_Work to do:_ Reproduce the listing below exactly, minus its pictures.

═════ The input ═════

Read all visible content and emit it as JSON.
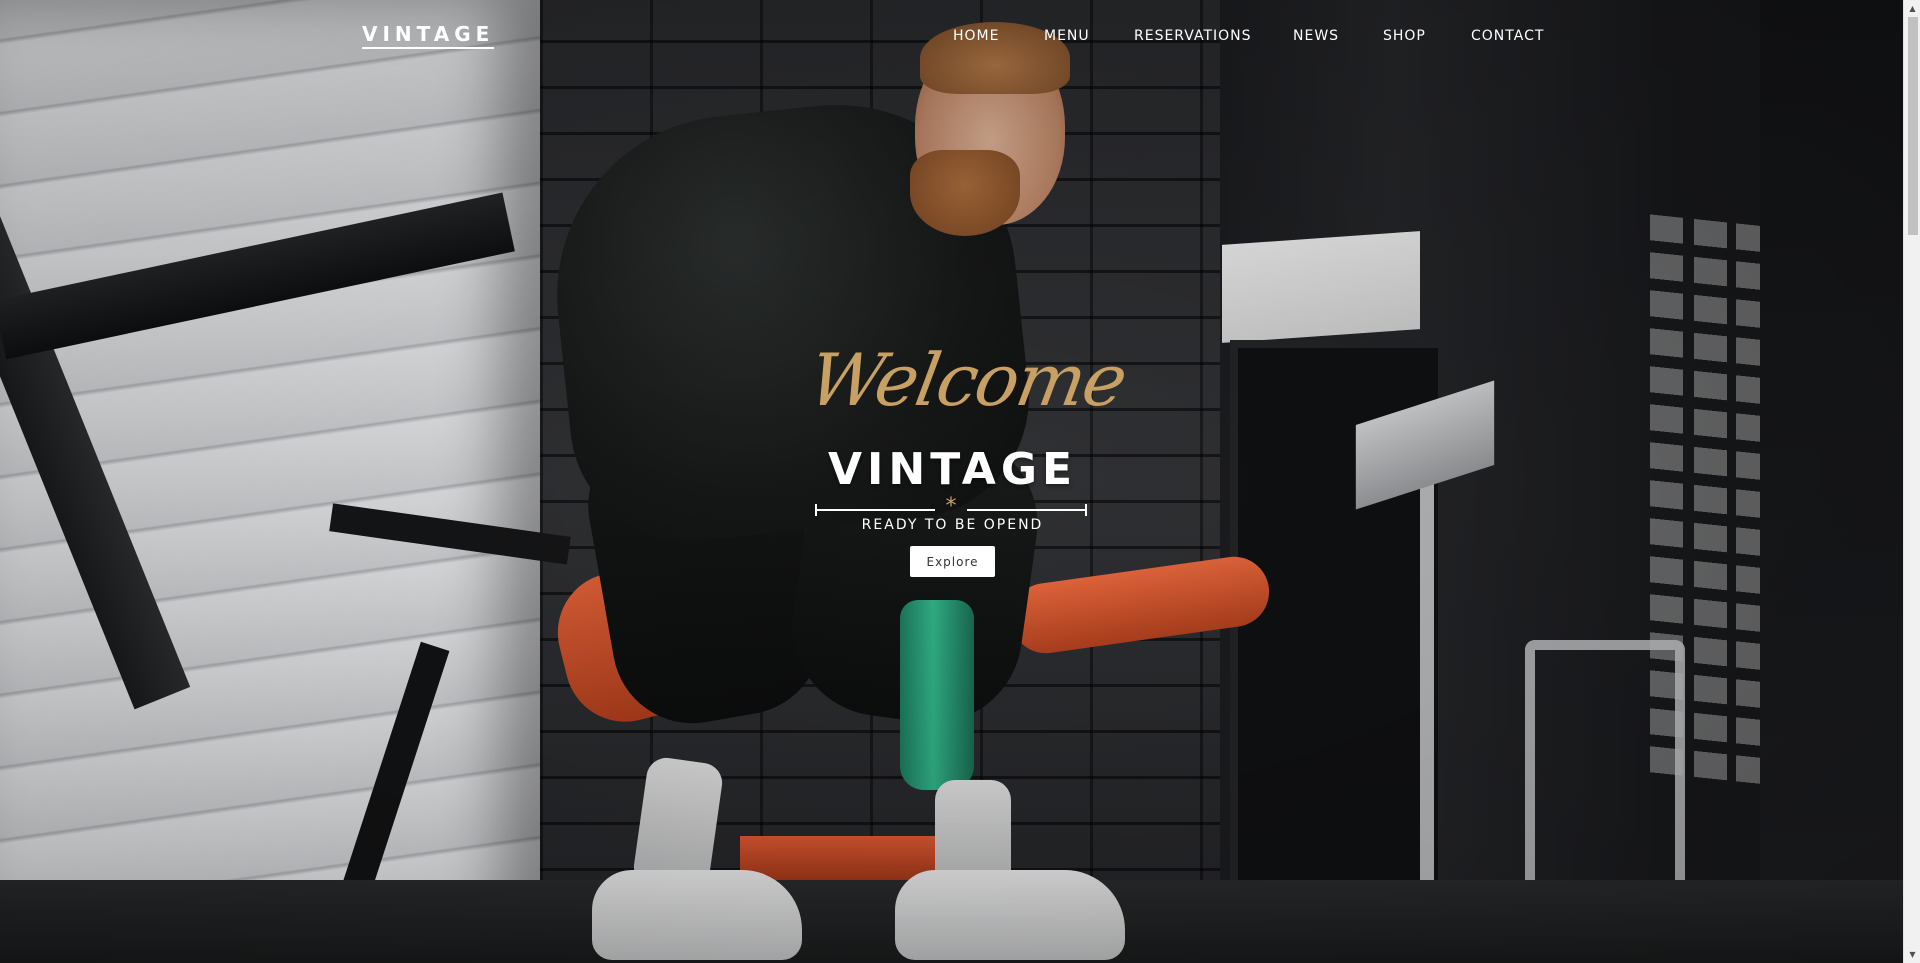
{
  "brand": {
    "logo": "VINTAGE"
  },
  "nav": {
    "items": [
      {
        "label": "HOME"
      },
      {
        "label": "MENU"
      },
      {
        "label": "RESERVATIONS"
      },
      {
        "label": "NEWS"
      },
      {
        "label": "SHOP"
      },
      {
        "label": "CONTACT"
      }
    ]
  },
  "hero": {
    "script_heading": "Welcome",
    "title": "VINTAGE",
    "divider_glyph": "*",
    "tagline": "READY TO BE OPEND",
    "button_label": "Explore",
    "background_description_icon": "gym-photo"
  },
  "colors": {
    "accent_gold": "#c9a063",
    "text_white": "#ffffff",
    "button_bg": "#ffffff"
  },
  "scrollbar": {
    "up_icon": "▲",
    "down_icon": "▼"
  }
}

═════

_Expected output:_
Read all visible content and emit it as JSON.
{
  "brand": {
    "logo": "VINTAGE"
  },
  "nav": {
    "items": [
      {
        "label": "HOME"
      },
      {
        "label": "MENU"
      },
      {
        "label": "RESERVATIONS"
      },
      {
        "label": "NEWS"
      },
      {
        "label": "SHOP"
      },
      {
        "label": "CONTACT"
      }
    ]
  },
  "hero": {
    "script_heading": "Welcome",
    "title": "VINTAGE",
    "divider_glyph": "*",
    "tagline": "READY TO BE OPEND",
    "button_label": "Explore",
    "background_description_icon": "gym-photo"
  },
  "colors": {
    "accent_gold": "#c9a063",
    "text_white": "#ffffff",
    "button_bg": "#ffffff"
  },
  "scrollbar": {
    "up_icon": "▲",
    "down_icon": "▼"
  }
}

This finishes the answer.